* **The problem**
For each line of the data below that holds "JSON", copy the line.

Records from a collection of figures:
-*-
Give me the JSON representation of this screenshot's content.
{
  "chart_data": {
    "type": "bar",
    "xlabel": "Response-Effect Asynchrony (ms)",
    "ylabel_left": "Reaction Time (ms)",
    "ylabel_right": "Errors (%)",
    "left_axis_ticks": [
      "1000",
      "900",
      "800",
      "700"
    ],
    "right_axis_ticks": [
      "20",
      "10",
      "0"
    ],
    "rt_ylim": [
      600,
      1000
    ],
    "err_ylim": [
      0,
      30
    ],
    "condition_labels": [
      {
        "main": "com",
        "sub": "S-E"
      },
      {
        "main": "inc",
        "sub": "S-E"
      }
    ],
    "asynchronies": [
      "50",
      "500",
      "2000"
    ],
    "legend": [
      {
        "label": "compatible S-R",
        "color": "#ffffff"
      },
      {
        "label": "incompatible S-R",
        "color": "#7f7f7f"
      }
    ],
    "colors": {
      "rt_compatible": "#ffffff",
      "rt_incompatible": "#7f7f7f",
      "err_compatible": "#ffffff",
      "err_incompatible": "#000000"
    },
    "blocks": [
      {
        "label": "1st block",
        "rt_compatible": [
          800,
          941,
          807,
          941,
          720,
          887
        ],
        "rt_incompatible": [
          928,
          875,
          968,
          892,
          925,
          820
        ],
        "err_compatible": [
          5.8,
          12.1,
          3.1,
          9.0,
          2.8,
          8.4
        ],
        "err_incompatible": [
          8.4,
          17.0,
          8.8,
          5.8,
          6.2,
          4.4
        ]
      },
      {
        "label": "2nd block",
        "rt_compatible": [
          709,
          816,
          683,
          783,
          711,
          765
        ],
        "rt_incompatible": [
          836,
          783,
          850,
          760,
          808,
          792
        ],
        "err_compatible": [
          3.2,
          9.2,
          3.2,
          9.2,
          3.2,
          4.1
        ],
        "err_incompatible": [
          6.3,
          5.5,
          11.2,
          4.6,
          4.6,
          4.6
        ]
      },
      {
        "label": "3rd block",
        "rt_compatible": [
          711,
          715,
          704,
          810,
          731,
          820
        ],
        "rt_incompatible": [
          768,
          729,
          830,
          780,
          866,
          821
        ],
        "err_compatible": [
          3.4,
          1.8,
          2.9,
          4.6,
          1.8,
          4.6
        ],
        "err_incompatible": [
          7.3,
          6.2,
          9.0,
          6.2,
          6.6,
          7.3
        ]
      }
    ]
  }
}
-*-
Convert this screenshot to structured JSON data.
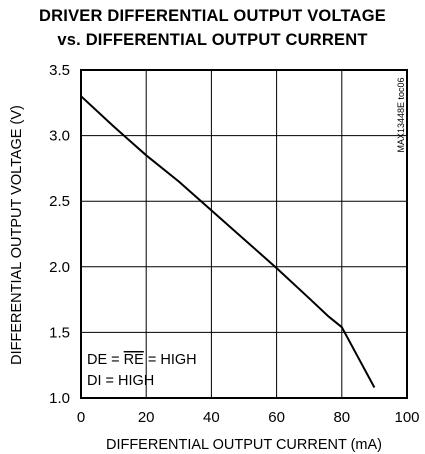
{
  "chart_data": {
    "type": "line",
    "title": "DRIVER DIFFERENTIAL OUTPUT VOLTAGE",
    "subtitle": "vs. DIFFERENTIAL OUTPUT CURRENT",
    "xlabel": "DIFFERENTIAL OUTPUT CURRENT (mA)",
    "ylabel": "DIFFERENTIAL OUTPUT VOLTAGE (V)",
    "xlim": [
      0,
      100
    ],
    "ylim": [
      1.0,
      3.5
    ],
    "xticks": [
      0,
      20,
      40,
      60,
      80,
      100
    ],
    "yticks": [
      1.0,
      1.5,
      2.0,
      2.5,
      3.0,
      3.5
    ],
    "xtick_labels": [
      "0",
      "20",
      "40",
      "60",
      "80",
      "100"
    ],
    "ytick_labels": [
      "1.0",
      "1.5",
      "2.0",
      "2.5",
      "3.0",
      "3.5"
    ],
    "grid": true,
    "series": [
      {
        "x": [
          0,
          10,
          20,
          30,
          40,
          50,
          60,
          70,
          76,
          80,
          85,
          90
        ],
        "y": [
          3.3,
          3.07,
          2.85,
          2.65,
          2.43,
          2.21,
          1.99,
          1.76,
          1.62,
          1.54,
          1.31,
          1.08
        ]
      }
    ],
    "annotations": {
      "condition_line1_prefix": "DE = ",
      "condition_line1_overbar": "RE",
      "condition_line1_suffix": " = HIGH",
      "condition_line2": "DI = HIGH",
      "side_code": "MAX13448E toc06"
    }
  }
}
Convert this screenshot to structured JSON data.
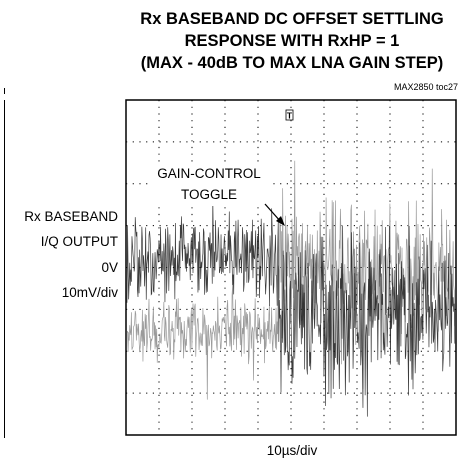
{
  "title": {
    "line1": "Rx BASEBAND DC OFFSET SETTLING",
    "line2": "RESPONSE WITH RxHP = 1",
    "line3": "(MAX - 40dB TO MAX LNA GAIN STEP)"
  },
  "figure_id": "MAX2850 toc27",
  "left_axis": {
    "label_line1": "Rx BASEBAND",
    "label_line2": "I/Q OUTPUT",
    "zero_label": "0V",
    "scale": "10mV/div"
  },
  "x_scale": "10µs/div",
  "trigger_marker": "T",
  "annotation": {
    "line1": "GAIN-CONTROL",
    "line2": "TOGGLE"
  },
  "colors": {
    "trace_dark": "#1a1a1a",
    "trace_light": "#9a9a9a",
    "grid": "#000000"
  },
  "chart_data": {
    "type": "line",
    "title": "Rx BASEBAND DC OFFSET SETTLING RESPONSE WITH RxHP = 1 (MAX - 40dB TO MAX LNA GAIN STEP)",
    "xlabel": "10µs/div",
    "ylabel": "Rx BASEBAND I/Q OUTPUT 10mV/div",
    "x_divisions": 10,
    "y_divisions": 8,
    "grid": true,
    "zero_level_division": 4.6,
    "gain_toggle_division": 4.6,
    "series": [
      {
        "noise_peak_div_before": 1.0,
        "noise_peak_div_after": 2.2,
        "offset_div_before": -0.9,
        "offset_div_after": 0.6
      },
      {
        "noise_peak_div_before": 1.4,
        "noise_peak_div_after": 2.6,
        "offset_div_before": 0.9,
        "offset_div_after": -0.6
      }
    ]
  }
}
-*-
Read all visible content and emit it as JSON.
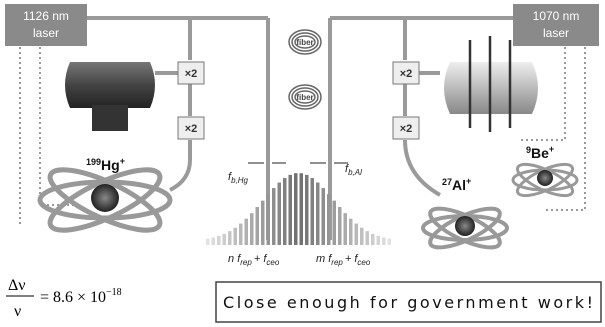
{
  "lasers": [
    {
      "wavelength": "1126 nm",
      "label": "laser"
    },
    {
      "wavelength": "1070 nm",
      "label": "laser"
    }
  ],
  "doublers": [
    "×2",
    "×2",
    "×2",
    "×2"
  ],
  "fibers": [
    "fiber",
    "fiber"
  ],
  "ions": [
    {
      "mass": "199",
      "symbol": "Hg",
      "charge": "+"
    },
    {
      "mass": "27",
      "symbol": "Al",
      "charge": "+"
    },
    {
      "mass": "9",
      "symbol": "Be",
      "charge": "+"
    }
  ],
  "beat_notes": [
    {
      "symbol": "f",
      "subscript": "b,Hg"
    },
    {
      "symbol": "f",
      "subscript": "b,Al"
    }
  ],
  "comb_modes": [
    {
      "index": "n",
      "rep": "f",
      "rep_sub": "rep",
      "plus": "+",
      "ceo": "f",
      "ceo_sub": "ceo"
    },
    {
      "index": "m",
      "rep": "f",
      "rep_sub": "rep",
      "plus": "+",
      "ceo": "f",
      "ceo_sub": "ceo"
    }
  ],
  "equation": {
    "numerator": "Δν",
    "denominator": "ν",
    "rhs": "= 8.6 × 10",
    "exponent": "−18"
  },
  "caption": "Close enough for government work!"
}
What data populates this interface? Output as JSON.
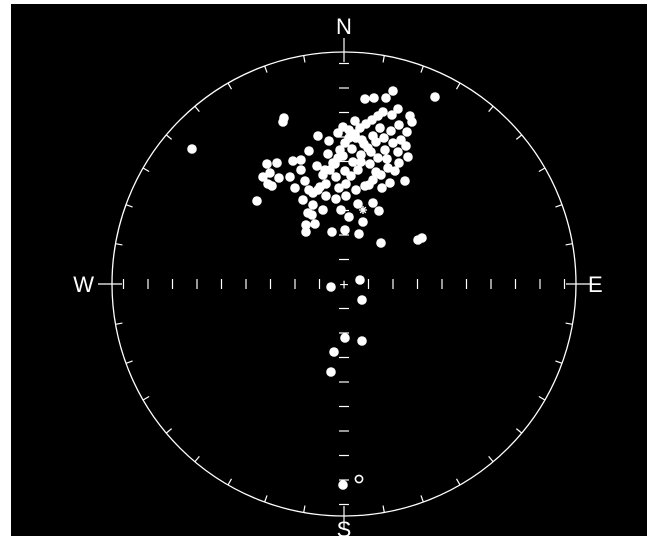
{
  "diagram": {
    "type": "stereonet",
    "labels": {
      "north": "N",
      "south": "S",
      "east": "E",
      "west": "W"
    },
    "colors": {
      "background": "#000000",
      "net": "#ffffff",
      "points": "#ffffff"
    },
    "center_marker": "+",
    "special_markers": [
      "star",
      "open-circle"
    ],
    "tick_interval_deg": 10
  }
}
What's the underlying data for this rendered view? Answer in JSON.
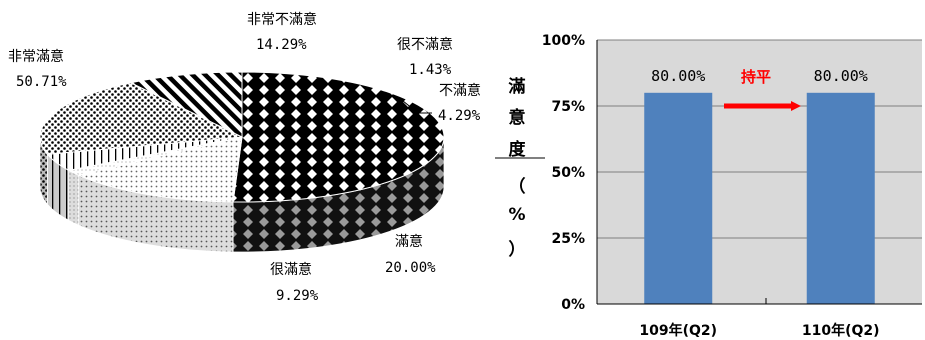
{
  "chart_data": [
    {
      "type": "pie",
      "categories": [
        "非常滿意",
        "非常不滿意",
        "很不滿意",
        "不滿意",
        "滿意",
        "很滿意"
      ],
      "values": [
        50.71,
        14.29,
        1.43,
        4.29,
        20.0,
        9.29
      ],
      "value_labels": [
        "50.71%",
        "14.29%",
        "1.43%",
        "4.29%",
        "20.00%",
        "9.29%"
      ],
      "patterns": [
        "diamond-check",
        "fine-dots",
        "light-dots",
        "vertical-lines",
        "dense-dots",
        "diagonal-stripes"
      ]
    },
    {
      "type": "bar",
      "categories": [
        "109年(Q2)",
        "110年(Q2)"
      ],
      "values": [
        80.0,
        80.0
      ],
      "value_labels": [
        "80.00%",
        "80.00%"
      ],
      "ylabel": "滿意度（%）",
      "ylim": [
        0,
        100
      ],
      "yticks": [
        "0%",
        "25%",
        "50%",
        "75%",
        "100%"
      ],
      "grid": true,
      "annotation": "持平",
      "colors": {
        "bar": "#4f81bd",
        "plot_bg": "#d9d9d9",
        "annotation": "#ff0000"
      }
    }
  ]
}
-*-
* **Result of this task**
Give me the JSON representation of this screenshot's content.
Convert this screenshot to structured JSON data.
Convert this screenshot to structured JSON data.
Read all visible content and emit it as JSON.
What data populates this interface? Output as JSON.
What's the underlying data for this rendered view? Answer in JSON.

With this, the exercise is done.